- **What is being asked**: Every line containing the word "Change" needs to be found and copied.

- **Recorded data**:
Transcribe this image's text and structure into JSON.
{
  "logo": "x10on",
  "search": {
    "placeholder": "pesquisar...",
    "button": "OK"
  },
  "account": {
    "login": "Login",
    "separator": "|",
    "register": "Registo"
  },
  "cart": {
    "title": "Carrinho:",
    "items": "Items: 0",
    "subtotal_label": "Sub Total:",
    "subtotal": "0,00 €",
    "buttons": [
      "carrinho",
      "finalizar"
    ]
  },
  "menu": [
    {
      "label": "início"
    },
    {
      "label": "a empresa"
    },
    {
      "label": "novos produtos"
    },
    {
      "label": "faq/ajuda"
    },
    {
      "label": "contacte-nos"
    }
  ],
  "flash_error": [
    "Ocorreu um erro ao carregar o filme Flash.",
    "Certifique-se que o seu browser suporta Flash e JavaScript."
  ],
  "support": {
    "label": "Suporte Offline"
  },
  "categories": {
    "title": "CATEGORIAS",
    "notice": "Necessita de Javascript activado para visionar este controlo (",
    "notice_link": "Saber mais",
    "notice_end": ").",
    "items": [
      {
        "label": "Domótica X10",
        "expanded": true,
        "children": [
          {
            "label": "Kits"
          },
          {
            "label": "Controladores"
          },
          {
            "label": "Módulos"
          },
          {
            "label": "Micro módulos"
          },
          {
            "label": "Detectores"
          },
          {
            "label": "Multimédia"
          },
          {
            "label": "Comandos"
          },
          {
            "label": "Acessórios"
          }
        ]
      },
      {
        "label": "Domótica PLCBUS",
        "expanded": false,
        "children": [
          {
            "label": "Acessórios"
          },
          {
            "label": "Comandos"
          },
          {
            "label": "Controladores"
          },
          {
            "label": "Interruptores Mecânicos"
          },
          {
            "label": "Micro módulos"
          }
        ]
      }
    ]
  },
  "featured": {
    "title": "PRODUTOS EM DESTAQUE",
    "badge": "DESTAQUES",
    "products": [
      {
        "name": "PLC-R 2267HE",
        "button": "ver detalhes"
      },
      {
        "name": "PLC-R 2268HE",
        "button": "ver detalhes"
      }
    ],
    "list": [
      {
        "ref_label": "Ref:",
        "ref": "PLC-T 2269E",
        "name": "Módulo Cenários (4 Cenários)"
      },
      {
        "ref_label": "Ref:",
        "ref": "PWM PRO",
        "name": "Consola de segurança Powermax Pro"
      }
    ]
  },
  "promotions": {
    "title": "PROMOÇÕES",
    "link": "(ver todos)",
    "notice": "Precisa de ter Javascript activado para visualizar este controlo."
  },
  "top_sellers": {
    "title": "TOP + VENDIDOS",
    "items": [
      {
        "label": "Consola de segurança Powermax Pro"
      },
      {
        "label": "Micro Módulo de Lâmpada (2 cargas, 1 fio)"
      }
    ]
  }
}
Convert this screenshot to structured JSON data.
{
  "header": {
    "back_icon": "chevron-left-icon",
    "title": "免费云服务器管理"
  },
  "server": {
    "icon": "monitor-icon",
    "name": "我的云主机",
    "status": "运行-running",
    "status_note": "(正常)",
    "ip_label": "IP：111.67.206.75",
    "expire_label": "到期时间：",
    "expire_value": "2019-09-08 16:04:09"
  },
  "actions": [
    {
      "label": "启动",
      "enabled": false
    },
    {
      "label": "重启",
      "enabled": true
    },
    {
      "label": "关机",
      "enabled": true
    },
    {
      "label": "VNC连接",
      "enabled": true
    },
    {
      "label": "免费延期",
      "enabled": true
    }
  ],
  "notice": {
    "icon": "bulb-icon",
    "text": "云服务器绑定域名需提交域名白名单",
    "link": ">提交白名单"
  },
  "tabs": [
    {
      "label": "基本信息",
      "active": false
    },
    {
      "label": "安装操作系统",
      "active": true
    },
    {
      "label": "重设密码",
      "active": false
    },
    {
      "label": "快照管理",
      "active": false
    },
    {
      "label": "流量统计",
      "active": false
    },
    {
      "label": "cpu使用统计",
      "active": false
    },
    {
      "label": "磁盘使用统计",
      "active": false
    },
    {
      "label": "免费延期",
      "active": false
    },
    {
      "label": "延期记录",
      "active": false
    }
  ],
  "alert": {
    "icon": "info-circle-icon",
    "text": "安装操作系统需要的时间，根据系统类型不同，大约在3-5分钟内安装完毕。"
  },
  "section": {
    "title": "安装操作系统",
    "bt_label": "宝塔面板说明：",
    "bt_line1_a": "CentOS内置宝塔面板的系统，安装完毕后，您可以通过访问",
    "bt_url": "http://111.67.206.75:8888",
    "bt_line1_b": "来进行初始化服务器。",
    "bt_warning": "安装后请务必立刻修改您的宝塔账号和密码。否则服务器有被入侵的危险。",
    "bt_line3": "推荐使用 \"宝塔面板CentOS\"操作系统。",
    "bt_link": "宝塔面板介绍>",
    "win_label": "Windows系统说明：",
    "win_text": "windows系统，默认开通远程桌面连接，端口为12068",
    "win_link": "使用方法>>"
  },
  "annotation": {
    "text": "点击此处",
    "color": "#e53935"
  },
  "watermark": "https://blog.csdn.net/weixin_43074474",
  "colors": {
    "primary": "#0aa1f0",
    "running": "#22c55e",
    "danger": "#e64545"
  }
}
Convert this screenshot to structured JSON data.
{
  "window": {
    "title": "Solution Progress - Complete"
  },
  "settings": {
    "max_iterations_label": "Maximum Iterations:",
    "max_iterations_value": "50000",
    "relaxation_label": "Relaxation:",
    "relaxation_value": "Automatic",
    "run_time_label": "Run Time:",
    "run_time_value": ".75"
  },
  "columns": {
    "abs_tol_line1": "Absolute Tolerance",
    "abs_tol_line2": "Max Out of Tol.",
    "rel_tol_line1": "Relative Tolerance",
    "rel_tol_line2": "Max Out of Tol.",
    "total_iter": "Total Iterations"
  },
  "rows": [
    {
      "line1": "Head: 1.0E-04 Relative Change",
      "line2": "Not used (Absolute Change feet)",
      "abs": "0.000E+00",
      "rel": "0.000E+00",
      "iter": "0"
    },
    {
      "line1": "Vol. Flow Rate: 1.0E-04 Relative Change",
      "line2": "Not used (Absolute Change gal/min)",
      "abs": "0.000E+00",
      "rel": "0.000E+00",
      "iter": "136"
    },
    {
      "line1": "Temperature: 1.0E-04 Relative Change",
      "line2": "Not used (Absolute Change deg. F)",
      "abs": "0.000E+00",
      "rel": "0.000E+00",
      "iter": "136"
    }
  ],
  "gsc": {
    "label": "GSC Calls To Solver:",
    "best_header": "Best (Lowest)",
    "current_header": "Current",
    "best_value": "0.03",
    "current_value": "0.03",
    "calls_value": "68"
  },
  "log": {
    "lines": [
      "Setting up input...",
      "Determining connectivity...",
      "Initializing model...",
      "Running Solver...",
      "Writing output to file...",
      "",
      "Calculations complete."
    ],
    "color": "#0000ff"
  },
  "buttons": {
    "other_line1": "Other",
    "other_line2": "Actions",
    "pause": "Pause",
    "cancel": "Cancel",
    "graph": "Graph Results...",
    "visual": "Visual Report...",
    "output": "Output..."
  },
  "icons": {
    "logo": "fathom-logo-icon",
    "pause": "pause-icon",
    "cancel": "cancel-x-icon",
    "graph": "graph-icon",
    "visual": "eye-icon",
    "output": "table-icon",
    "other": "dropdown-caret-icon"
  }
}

- **Reply**:
      "line1": "Head: 1.0E-04 Relative Change",
      "line2": "Not used (Absolute Change feet)",
      "line1": "Vol. Flow Rate: 1.0E-04 Relative Change",
      "line2": "Not used (Absolute Change gal/min)",
      "line1": "Temperature: 1.0E-04 Relative Change",
      "line2": "Not used (Absolute Change deg. F)",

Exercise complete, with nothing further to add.